▶ _AIM_: Pick out each line with the word "stars" from the material that follows.

▶ _RECORDS SHOWN_:

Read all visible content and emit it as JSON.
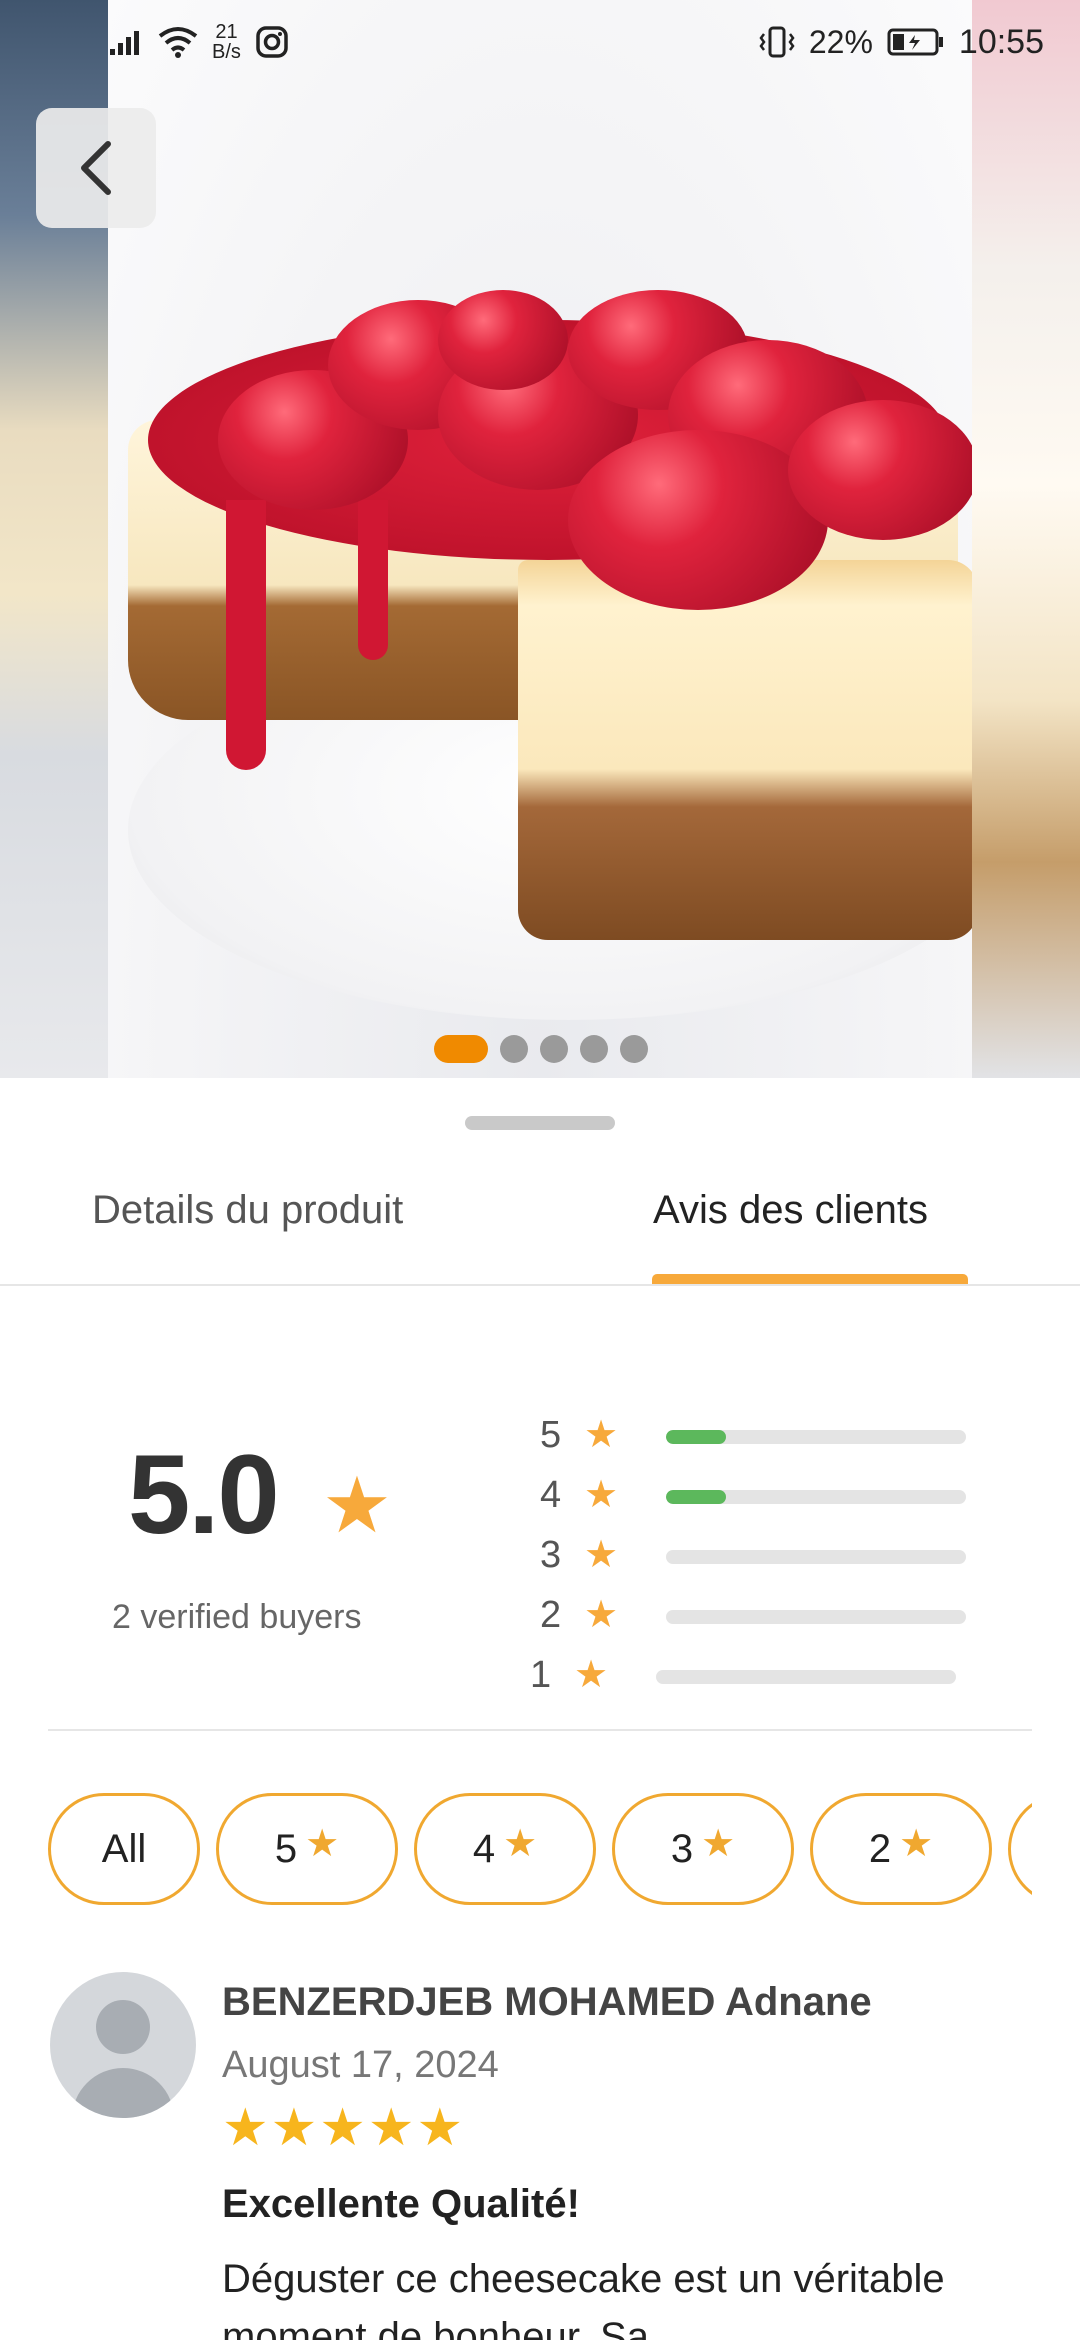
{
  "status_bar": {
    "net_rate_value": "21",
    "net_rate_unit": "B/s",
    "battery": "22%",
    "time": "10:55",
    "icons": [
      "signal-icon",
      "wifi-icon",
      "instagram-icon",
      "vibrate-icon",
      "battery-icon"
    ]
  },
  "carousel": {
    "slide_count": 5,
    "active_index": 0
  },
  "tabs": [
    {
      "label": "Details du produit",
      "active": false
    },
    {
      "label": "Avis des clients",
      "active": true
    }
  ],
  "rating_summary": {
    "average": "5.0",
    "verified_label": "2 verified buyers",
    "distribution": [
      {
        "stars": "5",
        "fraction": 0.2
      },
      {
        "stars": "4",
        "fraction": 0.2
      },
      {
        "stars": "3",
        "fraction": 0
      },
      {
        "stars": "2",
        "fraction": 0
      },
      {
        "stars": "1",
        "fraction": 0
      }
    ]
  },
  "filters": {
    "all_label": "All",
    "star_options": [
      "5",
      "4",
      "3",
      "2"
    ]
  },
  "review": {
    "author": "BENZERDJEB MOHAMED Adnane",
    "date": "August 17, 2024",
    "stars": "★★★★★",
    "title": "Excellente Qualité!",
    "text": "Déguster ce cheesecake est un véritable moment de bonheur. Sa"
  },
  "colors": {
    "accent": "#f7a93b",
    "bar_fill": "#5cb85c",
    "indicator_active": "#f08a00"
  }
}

▶ _WORKED SOLUTION_:
        "stars": "5",
        "stars": "4",
        "stars": "3",
        "stars": "2",
        "stars": "1",
    "stars": "★★★★★",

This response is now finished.